= To do =
Pick out each line of the records that includes the string "document", and copy it.

= Source data =
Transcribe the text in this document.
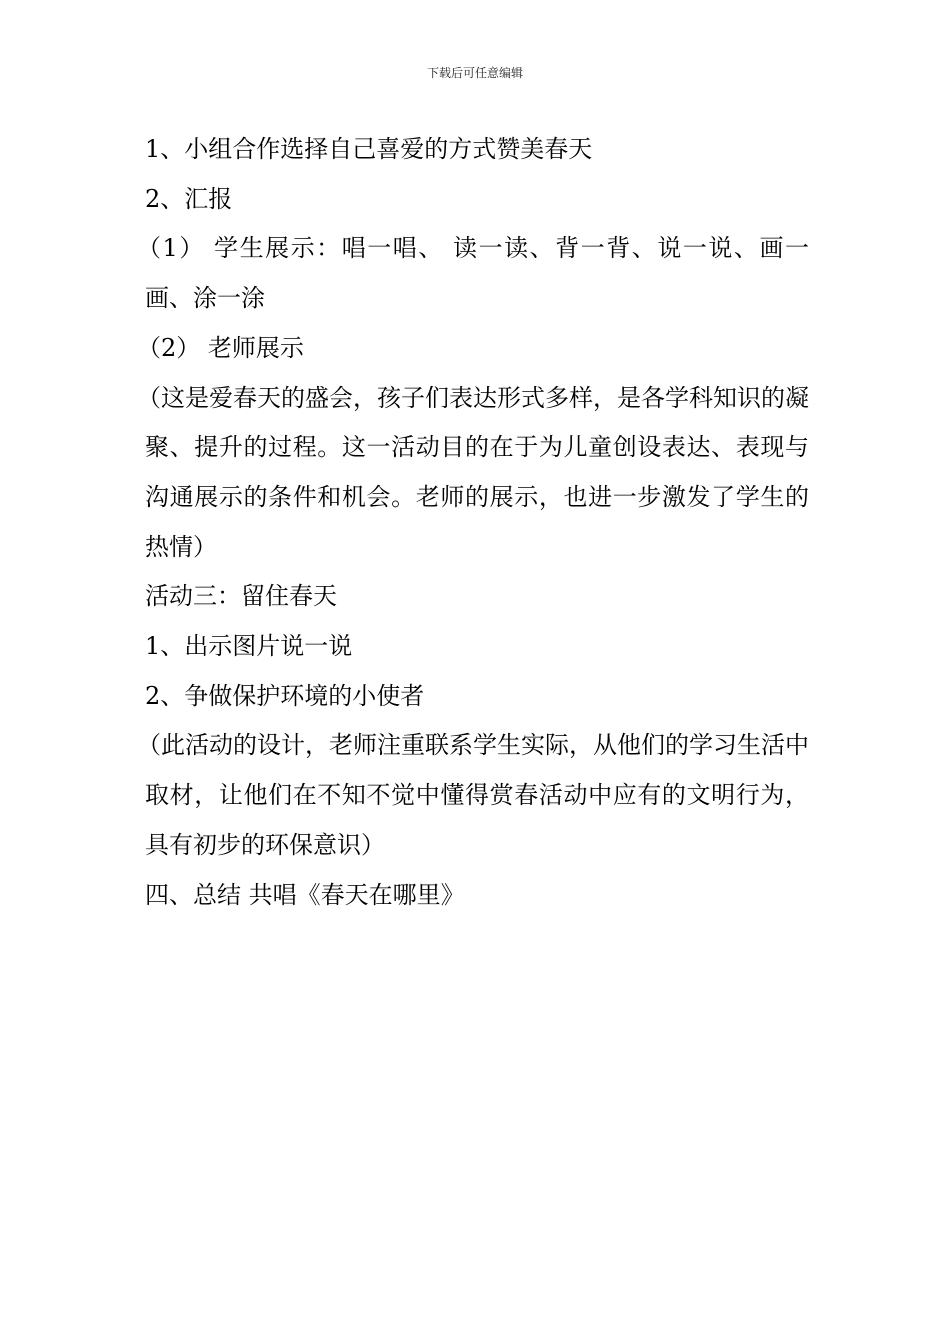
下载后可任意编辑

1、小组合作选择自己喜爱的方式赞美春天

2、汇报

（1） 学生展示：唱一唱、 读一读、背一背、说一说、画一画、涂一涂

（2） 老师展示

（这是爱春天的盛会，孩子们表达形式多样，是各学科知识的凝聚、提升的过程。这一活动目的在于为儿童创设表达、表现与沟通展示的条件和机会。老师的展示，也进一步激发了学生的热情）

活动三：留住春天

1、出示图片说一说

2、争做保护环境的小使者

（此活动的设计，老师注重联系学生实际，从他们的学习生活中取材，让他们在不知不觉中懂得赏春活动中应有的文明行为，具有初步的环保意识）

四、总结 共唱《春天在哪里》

* * *

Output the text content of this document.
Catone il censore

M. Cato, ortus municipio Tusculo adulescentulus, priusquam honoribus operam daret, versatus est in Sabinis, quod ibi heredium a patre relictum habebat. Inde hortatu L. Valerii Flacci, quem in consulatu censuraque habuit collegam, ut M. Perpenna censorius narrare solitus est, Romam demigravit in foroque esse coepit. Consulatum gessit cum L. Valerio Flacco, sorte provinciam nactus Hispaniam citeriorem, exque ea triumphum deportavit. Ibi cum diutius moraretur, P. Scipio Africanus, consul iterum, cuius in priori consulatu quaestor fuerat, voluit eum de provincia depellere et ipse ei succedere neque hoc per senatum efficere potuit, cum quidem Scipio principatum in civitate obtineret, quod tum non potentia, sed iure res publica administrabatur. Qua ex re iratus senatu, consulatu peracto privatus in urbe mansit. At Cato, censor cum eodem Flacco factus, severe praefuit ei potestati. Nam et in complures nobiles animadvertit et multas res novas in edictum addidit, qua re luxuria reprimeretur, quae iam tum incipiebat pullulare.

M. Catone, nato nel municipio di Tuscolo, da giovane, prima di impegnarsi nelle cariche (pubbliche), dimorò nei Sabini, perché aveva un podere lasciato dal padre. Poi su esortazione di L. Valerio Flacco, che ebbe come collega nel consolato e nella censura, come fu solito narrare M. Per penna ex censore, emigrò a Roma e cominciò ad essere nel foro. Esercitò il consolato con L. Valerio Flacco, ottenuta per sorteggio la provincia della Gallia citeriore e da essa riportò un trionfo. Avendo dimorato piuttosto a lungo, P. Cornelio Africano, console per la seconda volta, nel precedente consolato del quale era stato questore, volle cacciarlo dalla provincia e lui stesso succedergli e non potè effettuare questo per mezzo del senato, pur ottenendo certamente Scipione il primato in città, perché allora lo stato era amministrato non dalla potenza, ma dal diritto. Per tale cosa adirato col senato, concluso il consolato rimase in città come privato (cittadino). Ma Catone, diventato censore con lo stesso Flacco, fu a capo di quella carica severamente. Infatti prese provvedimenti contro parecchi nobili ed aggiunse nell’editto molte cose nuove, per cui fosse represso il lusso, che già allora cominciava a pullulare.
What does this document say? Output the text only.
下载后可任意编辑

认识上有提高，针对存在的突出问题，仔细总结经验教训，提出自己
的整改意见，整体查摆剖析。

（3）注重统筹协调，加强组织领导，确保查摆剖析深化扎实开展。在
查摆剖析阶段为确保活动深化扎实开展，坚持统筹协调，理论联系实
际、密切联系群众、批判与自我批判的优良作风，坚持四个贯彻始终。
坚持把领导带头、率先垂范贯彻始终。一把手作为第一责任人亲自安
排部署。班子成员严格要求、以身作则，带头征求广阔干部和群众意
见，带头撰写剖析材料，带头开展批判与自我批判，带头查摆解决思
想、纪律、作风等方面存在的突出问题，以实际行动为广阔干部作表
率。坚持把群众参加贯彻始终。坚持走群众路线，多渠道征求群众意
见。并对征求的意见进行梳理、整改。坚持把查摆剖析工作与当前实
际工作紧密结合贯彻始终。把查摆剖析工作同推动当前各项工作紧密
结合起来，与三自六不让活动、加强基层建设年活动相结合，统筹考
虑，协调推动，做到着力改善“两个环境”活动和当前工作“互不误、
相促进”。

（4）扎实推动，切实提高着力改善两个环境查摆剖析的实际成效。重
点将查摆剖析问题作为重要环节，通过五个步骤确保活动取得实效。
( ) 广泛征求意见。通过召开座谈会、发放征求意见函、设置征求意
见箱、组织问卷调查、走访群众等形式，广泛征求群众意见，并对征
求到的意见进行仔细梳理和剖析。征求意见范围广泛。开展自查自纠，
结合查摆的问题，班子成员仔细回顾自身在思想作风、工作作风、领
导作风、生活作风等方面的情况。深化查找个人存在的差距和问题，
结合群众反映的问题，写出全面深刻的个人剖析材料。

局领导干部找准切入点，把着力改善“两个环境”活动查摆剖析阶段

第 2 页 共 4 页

= The completed task =
Transcribe the text in this document.
Output the text content of this document.
What does this document say? Output the text only.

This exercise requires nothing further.